_Set problem_: Edit the entries from the start through the line containing "schematic-lead-to-chassis-label: LEAD TO", inclusive, changing "SPARK MODULE" to "IGNITION MODULE" and leaving everything else as it is.

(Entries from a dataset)

:::::

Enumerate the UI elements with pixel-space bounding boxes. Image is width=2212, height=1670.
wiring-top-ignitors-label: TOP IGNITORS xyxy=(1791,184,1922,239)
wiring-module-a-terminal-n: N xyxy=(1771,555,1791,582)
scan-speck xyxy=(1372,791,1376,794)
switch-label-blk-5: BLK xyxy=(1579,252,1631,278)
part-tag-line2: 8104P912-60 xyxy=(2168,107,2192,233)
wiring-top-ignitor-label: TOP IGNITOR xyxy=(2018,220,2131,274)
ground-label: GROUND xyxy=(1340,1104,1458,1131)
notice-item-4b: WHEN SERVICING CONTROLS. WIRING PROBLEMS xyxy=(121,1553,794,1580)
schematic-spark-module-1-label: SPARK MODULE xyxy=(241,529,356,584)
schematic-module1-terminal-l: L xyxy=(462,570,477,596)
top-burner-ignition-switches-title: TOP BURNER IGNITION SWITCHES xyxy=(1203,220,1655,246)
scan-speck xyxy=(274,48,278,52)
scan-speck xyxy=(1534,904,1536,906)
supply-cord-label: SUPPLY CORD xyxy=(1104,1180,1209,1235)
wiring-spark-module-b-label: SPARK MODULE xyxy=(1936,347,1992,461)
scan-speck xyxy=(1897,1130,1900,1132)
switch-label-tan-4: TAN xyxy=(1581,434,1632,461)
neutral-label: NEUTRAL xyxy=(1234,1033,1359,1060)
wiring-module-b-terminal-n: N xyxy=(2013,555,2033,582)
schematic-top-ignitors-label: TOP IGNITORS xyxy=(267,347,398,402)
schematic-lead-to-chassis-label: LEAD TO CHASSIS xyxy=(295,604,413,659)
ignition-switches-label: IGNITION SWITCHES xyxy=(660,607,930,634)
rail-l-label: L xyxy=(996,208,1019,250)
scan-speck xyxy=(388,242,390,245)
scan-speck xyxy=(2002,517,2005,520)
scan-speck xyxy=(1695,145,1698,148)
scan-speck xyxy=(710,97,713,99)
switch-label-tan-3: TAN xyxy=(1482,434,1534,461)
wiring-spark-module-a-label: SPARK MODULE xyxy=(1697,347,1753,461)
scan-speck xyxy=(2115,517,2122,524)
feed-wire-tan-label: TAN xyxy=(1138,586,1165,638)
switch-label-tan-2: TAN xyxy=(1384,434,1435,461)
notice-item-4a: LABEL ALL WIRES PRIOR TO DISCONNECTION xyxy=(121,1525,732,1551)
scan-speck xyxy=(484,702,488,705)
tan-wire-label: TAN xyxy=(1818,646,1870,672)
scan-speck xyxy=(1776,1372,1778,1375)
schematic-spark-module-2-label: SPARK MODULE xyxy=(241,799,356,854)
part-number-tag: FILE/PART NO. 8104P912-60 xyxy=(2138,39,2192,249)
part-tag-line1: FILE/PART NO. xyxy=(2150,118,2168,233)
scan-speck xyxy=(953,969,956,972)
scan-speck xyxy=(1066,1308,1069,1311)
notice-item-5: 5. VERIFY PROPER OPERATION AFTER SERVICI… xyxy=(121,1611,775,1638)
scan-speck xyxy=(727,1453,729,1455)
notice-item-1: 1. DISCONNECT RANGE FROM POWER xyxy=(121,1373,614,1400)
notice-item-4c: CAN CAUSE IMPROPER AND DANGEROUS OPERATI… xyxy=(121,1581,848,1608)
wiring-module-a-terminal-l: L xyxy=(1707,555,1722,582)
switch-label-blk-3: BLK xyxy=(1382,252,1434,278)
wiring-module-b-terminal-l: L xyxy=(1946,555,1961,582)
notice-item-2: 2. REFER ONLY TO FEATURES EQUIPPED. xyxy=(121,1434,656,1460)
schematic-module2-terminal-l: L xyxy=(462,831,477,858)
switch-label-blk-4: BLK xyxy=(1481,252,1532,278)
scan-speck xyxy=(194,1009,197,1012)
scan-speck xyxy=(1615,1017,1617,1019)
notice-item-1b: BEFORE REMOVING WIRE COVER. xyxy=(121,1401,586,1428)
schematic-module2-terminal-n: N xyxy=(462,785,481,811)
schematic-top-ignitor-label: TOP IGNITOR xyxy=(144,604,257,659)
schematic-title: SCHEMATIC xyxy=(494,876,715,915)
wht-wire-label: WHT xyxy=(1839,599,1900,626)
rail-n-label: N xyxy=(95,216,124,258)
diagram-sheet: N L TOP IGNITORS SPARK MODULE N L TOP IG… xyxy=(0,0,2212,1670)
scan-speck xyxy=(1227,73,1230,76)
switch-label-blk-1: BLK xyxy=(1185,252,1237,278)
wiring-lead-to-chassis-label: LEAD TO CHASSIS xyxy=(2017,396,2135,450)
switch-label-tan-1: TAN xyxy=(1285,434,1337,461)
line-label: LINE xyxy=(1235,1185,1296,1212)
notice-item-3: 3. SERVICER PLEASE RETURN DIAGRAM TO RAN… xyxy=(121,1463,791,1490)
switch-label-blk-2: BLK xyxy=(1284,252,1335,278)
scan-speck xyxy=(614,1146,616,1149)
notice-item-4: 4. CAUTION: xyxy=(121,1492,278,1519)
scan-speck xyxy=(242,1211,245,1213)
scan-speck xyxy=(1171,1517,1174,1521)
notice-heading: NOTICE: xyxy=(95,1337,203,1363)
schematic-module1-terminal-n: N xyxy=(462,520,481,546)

:::::

_Task solution_:
Enumerate the UI elements with pixel-space bounding boxes. Image is width=2212, height=1670.
wiring-top-ignitors-label: TOP IGNITORS xyxy=(1791,184,1922,239)
wiring-module-a-terminal-n: N xyxy=(1771,555,1791,582)
scan-speck xyxy=(1372,791,1376,794)
switch-label-blk-5: BLK xyxy=(1579,252,1631,278)
part-tag-line2: 8104P912-60 xyxy=(2168,107,2192,233)
wiring-top-ignitor-label: TOP IGNITOR xyxy=(2018,220,2131,274)
ground-label: GROUND xyxy=(1340,1104,1458,1131)
notice-item-4b: WHEN SERVICING CONTROLS. WIRING PROBLEMS xyxy=(121,1553,794,1580)
schematic-spark-module-1-label: IGNITION MODULE xyxy=(241,529,356,584)
schematic-module1-terminal-l: L xyxy=(462,570,477,596)
top-burner-ignition-switches-title: TOP BURNER IGNITION SWITCHES xyxy=(1203,220,1655,246)
scan-speck xyxy=(274,48,278,52)
scan-speck xyxy=(1534,904,1536,906)
supply-cord-label: SUPPLY CORD xyxy=(1104,1180,1209,1235)
wiring-spark-module-b-label: IGNITION MODULE xyxy=(1936,347,1992,461)
scan-speck xyxy=(1897,1130,1900,1132)
switch-label-tan-4: TAN xyxy=(1581,434,1632,461)
neutral-label: NEUTRAL xyxy=(1234,1033,1359,1060)
wiring-module-b-terminal-n: N xyxy=(2013,555,2033,582)
schematic-top-ignitors-label: TOP IGNITORS xyxy=(267,347,398,402)
schematic-lead-to-chassis-label: LEAD TO CHASSIS xyxy=(295,604,413,659)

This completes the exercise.